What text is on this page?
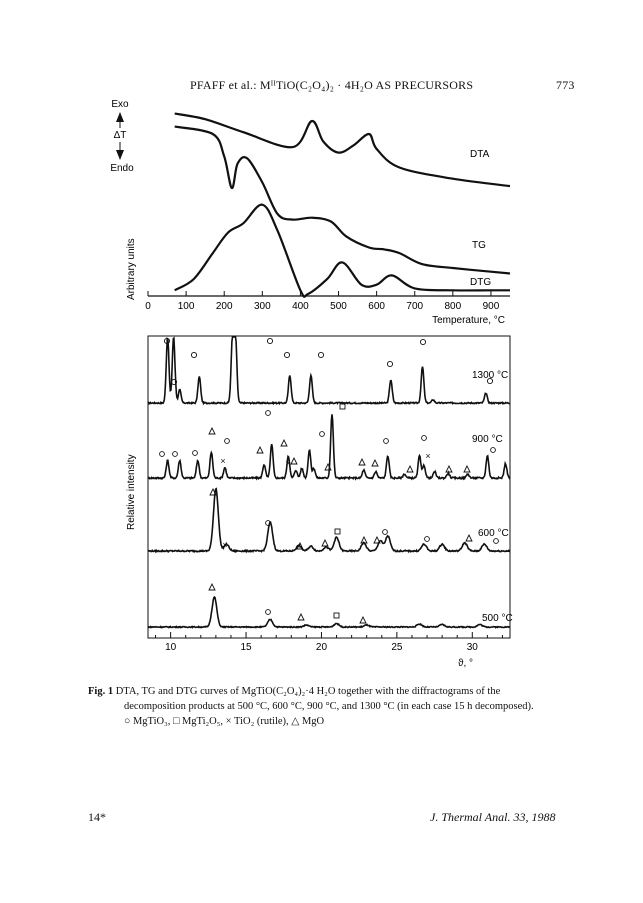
PFAFF et al.: MᴵᴵTiO(C₂O₄)₂ · 4H₂O AS PRECURSORS	773
Exo
ΔT
Endo
Arbitrary units
0	100 200 300 400 500 600 700 800 900
Temperature, °C
DTA
TG
DTG
Relative intensity
10	15	20	25	30
ϑ, °
1300 °C
900 °C
600 °C
500 °C
×	×
×
×
Fig. 1 DTA, TG and DTG curves of MgTiO(C₂O₄)₂·4 H₂O together with the diffractograms of the
decomposition products at 500 °C, 600 °C, 900 °C, and 1300 °C (in each case 15 h decomposed).
○ MgTiO₃, □ MgTi₂O₅, × TiO₂ (rutile), △ MgO
14*	J. Thermal Anal. 33, 1988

· · · ·

[WHAT IS ASKED]
Your task is to transcribe all of the records precisely, with no images included.

[ANSWER TO THE EXERCISE]
What text is on this page?
PFAFF et al.: MᴵᴵTiO(C₂O₄)₂ · 4H₂O AS PRECURSORS	773
Exo
ΔT
Endo
Arbitrary units
0	100 200 300 400 500 600 700 800 900
Temperature, °C
DTA
TG
DTG
Relative intensity
10	15	20	25	30
ϑ, °
1300 °C
900 °C
600 °C
500 °C
×	×
×
×
Fig. 1 DTA, TG and DTG curves of MgTiO(C₂O₄)₂·4 H₂O together with the diffractograms of the
decomposition products at 500 °C, 600 °C, 900 °C, and 1300 °C (in each case 15 h decomposed).
○ MgTiO₃, □ MgTi₂O₅, × TiO₂ (rutile), △ MgO
14*	J. Thermal Anal. 33, 1988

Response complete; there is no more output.